── RECORDS FOR PROCESSING

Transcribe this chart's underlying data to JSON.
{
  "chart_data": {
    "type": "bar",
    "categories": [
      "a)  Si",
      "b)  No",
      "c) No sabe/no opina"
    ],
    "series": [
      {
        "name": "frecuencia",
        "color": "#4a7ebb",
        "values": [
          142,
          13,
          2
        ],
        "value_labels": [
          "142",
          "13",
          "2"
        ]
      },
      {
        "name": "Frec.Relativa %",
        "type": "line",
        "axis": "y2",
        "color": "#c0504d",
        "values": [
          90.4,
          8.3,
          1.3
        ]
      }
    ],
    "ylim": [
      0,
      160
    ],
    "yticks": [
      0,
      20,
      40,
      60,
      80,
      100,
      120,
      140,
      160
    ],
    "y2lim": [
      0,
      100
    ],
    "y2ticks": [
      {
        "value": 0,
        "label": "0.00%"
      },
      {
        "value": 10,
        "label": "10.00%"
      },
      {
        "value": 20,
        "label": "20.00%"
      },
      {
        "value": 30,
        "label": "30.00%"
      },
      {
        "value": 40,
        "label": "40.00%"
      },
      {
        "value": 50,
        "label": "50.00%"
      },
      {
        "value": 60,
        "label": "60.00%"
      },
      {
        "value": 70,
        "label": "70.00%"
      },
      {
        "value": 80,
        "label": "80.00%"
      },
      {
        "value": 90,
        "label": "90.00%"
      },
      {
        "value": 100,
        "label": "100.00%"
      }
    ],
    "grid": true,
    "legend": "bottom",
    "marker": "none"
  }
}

────

__REQUIRED TASK__: Output all preceding records character for character.

__COMPLETED TASK__:
Transcribe this chart's underlying data to JSON.
{
  "chart_data": {
    "type": "bar",
    "categories": [
      "a)  Si",
      "b)  No",
      "c) No sabe/no opina"
    ],
    "series": [
      {
        "name": "frecuencia",
        "color": "#4a7ebb",
        "values": [
          142,
          13,
          2
        ],
        "value_labels": [
          "142",
          "13",
          "2"
        ]
      },
      {
        "name": "Frec.Relativa %",
        "type": "line",
        "axis": "y2",
        "color": "#c0504d",
        "values": [
          90.4,
          8.3,
          1.3
        ]
      }
    ],
    "ylim": [
      0,
      160
    ],
    "yticks": [
      0,
      20,
      40,
      60,
      80,
      100,
      120,
      140,
      160
    ],
    "y2lim": [
      0,
      100
    ],
    "y2ticks": [
      {
        "value": 0,
        "label": "0.00%"
      },
      {
        "value": 10,
        "label": "10.00%"
      },
      {
        "value": 20,
        "label": "20.00%"
      },
      {
        "value": 30,
        "label": "30.00%"
      },
      {
        "value": 40,
        "label": "40.00%"
      },
      {
        "value": 50,
        "label": "50.00%"
      },
      {
        "value": 60,
        "label": "60.00%"
      },
      {
        "value": 70,
        "label": "70.00%"
      },
      {
        "value": 80,
        "label": "80.00%"
      },
      {
        "value": 90,
        "label": "90.00%"
      },
      {
        "value": 100,
        "label": "100.00%"
      }
    ],
    "grid": true,
    "legend": "bottom",
    "marker": "none"
  }
}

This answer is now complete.